=== Saved entries ===
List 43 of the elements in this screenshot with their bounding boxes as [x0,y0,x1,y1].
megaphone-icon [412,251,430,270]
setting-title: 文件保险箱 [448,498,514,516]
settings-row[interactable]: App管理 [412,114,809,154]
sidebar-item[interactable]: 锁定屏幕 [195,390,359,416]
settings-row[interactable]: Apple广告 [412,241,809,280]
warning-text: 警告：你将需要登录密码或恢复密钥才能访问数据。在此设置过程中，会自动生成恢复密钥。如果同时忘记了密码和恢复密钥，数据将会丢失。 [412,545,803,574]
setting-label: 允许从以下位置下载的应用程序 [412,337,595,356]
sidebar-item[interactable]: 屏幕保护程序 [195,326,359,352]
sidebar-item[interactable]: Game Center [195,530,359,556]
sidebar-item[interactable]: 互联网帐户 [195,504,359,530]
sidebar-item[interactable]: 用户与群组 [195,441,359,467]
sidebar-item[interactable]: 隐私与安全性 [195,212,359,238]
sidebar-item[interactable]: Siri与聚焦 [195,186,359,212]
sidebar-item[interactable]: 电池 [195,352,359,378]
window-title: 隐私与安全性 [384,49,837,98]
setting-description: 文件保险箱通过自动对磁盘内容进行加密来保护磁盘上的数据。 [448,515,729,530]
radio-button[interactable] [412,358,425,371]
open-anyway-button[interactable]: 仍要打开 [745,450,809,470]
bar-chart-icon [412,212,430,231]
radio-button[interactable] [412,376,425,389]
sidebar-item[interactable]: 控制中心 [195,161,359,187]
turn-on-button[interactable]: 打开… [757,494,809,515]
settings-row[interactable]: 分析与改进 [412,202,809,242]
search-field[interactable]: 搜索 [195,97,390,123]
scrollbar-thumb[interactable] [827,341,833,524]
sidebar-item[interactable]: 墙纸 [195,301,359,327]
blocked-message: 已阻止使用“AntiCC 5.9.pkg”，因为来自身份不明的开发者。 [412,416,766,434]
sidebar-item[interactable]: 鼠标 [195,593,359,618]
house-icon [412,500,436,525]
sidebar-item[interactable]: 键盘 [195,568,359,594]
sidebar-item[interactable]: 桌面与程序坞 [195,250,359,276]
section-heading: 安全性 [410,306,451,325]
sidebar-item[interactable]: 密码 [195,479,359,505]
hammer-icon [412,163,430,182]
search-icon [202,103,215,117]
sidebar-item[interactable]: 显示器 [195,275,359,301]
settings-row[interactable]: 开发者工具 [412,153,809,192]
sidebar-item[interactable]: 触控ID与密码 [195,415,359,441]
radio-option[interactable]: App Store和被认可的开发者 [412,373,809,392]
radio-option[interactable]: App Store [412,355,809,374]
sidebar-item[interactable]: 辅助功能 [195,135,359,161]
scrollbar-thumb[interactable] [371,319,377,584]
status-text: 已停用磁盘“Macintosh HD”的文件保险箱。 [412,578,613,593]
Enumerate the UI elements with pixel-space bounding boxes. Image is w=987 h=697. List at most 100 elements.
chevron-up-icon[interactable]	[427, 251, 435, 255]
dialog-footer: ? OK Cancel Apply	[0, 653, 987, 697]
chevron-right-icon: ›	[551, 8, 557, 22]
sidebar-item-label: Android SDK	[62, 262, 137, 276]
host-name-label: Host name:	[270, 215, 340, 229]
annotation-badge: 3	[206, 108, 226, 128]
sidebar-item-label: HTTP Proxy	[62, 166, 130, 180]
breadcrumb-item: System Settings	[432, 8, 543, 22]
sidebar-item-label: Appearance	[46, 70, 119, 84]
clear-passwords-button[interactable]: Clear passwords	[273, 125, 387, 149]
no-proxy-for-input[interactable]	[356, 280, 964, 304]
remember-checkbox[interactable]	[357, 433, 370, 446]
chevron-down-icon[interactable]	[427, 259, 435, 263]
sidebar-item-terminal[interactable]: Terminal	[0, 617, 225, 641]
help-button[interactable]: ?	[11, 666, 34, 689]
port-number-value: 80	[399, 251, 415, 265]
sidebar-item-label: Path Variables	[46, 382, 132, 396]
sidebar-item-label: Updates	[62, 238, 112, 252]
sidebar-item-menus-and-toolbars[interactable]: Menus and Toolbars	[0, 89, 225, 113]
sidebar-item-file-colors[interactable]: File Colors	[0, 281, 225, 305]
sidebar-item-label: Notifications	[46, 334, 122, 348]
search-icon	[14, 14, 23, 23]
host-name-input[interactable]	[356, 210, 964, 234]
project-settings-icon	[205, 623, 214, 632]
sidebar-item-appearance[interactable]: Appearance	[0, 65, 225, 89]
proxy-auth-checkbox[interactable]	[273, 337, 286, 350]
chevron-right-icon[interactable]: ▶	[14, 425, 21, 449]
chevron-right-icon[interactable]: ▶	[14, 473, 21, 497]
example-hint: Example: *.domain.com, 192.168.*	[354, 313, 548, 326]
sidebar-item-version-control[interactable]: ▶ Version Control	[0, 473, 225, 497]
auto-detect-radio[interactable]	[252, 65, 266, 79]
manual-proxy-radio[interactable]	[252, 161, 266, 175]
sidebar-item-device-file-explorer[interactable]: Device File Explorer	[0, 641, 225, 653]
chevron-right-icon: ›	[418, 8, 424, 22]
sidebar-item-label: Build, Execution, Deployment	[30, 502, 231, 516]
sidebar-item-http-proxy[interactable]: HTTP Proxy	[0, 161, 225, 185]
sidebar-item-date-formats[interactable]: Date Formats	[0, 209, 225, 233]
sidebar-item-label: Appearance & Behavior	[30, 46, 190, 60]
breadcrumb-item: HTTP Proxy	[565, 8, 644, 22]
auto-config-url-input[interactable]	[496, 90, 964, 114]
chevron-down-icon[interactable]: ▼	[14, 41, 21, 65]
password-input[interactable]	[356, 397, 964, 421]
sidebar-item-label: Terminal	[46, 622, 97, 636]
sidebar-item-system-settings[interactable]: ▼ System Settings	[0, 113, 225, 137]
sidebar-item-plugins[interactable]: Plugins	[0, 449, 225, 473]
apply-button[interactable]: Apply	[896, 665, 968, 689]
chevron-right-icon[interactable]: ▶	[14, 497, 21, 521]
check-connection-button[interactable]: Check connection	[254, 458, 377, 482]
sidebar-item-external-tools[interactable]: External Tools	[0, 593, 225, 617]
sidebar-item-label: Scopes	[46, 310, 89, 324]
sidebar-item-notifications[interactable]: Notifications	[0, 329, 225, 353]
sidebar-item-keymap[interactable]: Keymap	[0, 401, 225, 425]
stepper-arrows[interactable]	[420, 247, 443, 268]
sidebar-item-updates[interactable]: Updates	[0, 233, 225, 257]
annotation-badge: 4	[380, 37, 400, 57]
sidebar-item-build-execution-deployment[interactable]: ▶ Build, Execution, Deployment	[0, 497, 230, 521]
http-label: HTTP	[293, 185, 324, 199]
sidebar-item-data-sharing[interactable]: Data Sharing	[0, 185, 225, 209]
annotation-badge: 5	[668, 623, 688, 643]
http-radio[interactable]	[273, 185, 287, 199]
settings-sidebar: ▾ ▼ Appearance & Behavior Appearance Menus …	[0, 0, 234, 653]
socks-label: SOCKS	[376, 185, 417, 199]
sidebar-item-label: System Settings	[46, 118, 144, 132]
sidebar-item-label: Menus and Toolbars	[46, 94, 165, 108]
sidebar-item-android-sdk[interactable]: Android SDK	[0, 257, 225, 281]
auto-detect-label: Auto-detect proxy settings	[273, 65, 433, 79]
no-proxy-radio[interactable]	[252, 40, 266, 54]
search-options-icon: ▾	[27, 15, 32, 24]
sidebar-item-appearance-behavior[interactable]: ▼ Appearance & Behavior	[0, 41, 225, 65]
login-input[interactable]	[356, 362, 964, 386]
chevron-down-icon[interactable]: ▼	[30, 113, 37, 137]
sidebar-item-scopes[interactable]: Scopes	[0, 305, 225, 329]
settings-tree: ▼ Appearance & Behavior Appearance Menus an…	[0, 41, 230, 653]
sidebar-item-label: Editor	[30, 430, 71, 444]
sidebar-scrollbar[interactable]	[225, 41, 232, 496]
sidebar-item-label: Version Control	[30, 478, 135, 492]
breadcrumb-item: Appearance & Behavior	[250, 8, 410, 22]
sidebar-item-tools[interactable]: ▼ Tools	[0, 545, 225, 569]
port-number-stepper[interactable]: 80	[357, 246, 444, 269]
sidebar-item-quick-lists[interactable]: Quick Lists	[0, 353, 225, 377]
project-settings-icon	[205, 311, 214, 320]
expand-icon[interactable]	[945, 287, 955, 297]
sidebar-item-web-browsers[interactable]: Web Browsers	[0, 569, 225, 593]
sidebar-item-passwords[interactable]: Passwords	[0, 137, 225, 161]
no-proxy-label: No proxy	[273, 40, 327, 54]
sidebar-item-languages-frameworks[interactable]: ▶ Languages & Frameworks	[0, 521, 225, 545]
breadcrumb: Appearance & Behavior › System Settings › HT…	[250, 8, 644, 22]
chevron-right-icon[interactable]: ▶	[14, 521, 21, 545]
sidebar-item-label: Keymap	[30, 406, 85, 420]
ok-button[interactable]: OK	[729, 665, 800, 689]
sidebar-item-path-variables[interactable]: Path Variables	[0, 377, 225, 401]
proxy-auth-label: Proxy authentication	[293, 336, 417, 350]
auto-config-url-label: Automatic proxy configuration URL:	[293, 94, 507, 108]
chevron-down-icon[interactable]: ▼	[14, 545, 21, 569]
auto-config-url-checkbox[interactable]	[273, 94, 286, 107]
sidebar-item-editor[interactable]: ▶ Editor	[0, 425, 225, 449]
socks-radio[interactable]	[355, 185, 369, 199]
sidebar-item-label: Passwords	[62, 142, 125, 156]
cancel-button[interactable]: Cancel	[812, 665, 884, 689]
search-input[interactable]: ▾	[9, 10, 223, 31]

=== WHAT YOU NEED TO DO ===
Copy out the entries line for line, starting with the very first line and ending with the line that contains "settings-row[interactable]: Apple广告 [412,241,809,280]", both included, with nothing changed.

=== TASK ANSWER ===
List 43 of the elements in this screenshot with their bounding boxes as [x0,y0,x1,y1].
megaphone-icon [412,251,430,270]
setting-title: 文件保险箱 [448,498,514,516]
settings-row[interactable]: App管理 [412,114,809,154]
sidebar-item[interactable]: 锁定屏幕 [195,390,359,416]
settings-row[interactable]: Apple广告 [412,241,809,280]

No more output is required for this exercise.